### Directions
Look through the data below. Pick out the lines holding the string "ylabel".

### Extracted material
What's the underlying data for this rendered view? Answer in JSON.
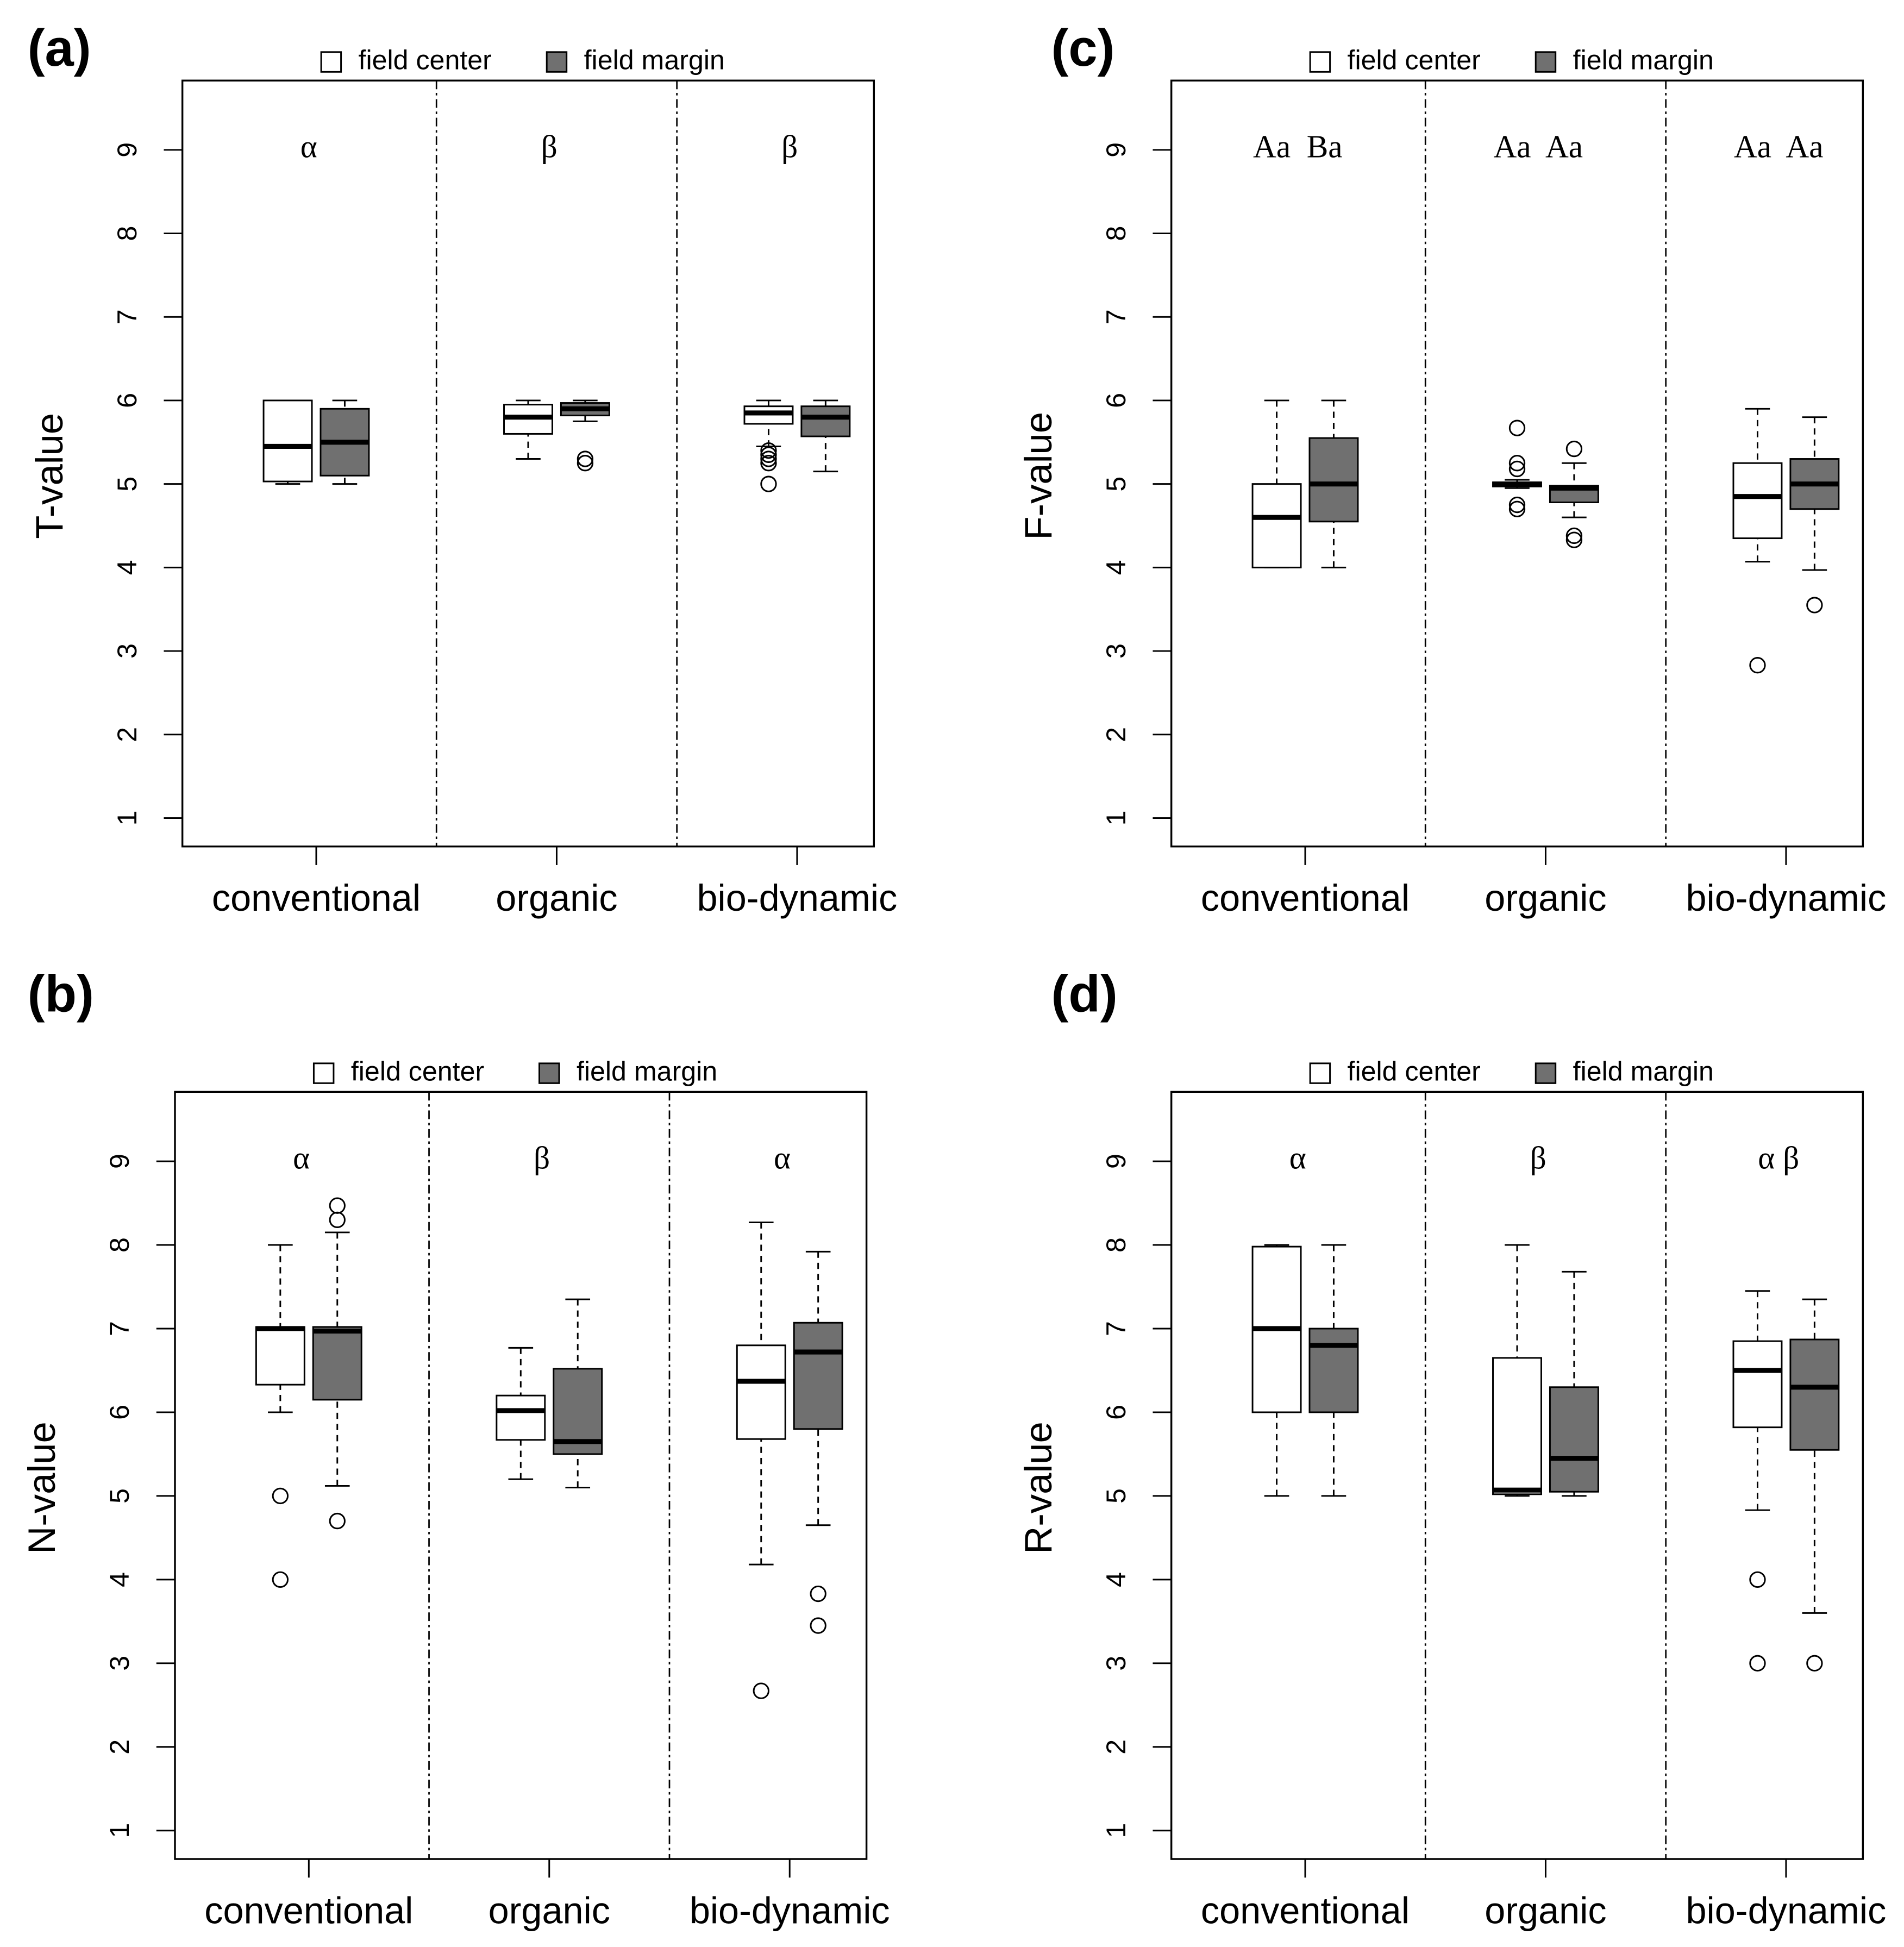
{
  "chart_data": [
    {
      "type": "box",
      "label": "(a)",
      "ylabel": "T-value",
      "categories": [
        "conventional",
        "organic",
        "bio-dynamic"
      ],
      "annotations": [
        "α",
        "β",
        "β"
      ],
      "ylim": [
        0.66,
        9.83
      ],
      "yticks": [
        1,
        2,
        3,
        4,
        5,
        6,
        7,
        8,
        9
      ],
      "series": [
        {
          "name": "field center",
          "color": "#ffffff",
          "values": [
            {
              "whisker_low": 5.0,
              "q1": 5.03,
              "median": 5.45,
              "q3": 6.0,
              "whisker_high": 6.0,
              "outliers": []
            },
            {
              "whisker_low": 5.3,
              "q1": 5.6,
              "median": 5.8,
              "q3": 5.95,
              "whisker_high": 6.0,
              "outliers": []
            },
            {
              "whisker_low": 5.45,
              "q1": 5.72,
              "median": 5.85,
              "q3": 5.93,
              "whisker_high": 6.0,
              "outliers": [
                5.4,
                5.35,
                5.3,
                5.25,
                5.0
              ]
            }
          ]
        },
        {
          "name": "field margin",
          "color": "#707070",
          "values": [
            {
              "whisker_low": 5.0,
              "q1": 5.1,
              "median": 5.5,
              "q3": 5.9,
              "whisker_high": 6.0,
              "outliers": []
            },
            {
              "whisker_low": 5.75,
              "q1": 5.82,
              "median": 5.9,
              "q3": 5.97,
              "whisker_high": 6.0,
              "outliers": [
                5.3,
                5.25
              ]
            },
            {
              "whisker_low": 5.15,
              "q1": 5.57,
              "median": 5.8,
              "q3": 5.93,
              "whisker_high": 6.0,
              "outliers": []
            }
          ]
        }
      ]
    },
    {
      "type": "box",
      "label": "(b)",
      "ylabel": "N-value",
      "categories": [
        "conventional",
        "organic",
        "bio-dynamic"
      ],
      "annotations": [
        "α",
        "β",
        "α"
      ],
      "ylim": [
        0.66,
        9.83
      ],
      "yticks": [
        1,
        2,
        3,
        4,
        5,
        6,
        7,
        8,
        9
      ],
      "series": [
        {
          "name": "field center",
          "color": "#ffffff",
          "values": [
            {
              "whisker_low": 6.0,
              "q1": 6.33,
              "median": 7.0,
              "q3": 7.02,
              "whisker_high": 8.0,
              "outliers": [
                5.0,
                4.0
              ]
            },
            {
              "whisker_low": 5.2,
              "q1": 5.67,
              "median": 6.02,
              "q3": 6.2,
              "whisker_high": 6.77,
              "outliers": []
            },
            {
              "whisker_low": 4.18,
              "q1": 5.68,
              "median": 6.37,
              "q3": 6.8,
              "whisker_high": 8.27,
              "outliers": [
                2.67
              ]
            }
          ]
        },
        {
          "name": "field margin",
          "color": "#707070",
          "values": [
            {
              "whisker_low": 5.12,
              "q1": 6.15,
              "median": 6.97,
              "q3": 7.02,
              "whisker_high": 8.15,
              "outliers": [
                8.47,
                8.3,
                4.7
              ]
            },
            {
              "whisker_low": 5.1,
              "q1": 5.5,
              "median": 5.65,
              "q3": 6.52,
              "whisker_high": 7.35,
              "outliers": []
            },
            {
              "whisker_low": 4.65,
              "q1": 5.8,
              "median": 6.72,
              "q3": 7.07,
              "whisker_high": 7.92,
              "outliers": [
                3.83,
                3.45
              ]
            }
          ]
        }
      ]
    },
    {
      "type": "box",
      "label": "(c)",
      "ylabel": "F-value",
      "categories": [
        "conventional",
        "organic",
        "bio-dynamic"
      ],
      "annotations": [
        "Aa  Ba",
        "Aa  Aa",
        "Aa  Aa"
      ],
      "ylim": [
        0.66,
        9.83
      ],
      "yticks": [
        1,
        2,
        3,
        4,
        5,
        6,
        7,
        8,
        9
      ],
      "series": [
        {
          "name": "field center",
          "color": "#ffffff",
          "values": [
            {
              "whisker_low": 4.0,
              "q1": 4.0,
              "median": 4.6,
              "q3": 5.0,
              "whisker_high": 6.0,
              "outliers": []
            },
            {
              "whisker_low": 4.95,
              "q1": 4.97,
              "median": 5.0,
              "q3": 5.02,
              "whisker_high": 5.05,
              "outliers": [
                5.67,
                5.25,
                5.18,
                4.75,
                4.7
              ]
            },
            {
              "whisker_low": 4.07,
              "q1": 4.35,
              "median": 4.85,
              "q3": 5.25,
              "whisker_high": 5.9,
              "outliers": [
                2.83
              ]
            }
          ]
        },
        {
          "name": "field margin",
          "color": "#707070",
          "values": [
            {
              "whisker_low": 4.0,
              "q1": 4.55,
              "median": 5.0,
              "q3": 5.55,
              "whisker_high": 6.0,
              "outliers": []
            },
            {
              "whisker_low": 4.6,
              "q1": 4.78,
              "median": 4.95,
              "q3": 4.98,
              "whisker_high": 5.25,
              "outliers": [
                5.42,
                4.38,
                4.33
              ]
            },
            {
              "whisker_low": 3.97,
              "q1": 4.7,
              "median": 5.0,
              "q3": 5.3,
              "whisker_high": 5.8,
              "outliers": [
                3.55
              ]
            }
          ]
        }
      ]
    },
    {
      "type": "box",
      "label": "(d)",
      "ylabel": "R-value",
      "categories": [
        "conventional",
        "organic",
        "bio-dynamic"
      ],
      "annotations": [
        "α",
        "β",
        "α β"
      ],
      "ylim": [
        0.66,
        9.83
      ],
      "yticks": [
        1,
        2,
        3,
        4,
        5,
        6,
        7,
        8,
        9
      ],
      "series": [
        {
          "name": "field center",
          "color": "#ffffff",
          "values": [
            {
              "whisker_low": 5.0,
              "q1": 6.0,
              "median": 7.0,
              "q3": 7.98,
              "whisker_high": 8.0,
              "outliers": []
            },
            {
              "whisker_low": 5.0,
              "q1": 5.02,
              "median": 5.07,
              "q3": 6.65,
              "whisker_high": 8.0,
              "outliers": []
            },
            {
              "whisker_low": 4.83,
              "q1": 5.82,
              "median": 6.5,
              "q3": 6.85,
              "whisker_high": 7.45,
              "outliers": [
                4.0,
                3.0
              ]
            }
          ]
        },
        {
          "name": "field margin",
          "color": "#707070",
          "values": [
            {
              "whisker_low": 5.0,
              "q1": 6.0,
              "median": 6.8,
              "q3": 7.0,
              "whisker_high": 8.0,
              "outliers": []
            },
            {
              "whisker_low": 5.0,
              "q1": 5.05,
              "median": 5.45,
              "q3": 6.3,
              "whisker_high": 7.68,
              "outliers": []
            },
            {
              "whisker_low": 3.6,
              "q1": 5.55,
              "median": 6.3,
              "q3": 6.87,
              "whisker_high": 7.35,
              "outliers": [
                3.0
              ]
            }
          ]
        }
      ]
    }
  ]
}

### Worked answer
      "ylabel": "T-value",
      "ylabel": "N-value",
      "ylabel": "F-value",
      "ylabel": "R-value",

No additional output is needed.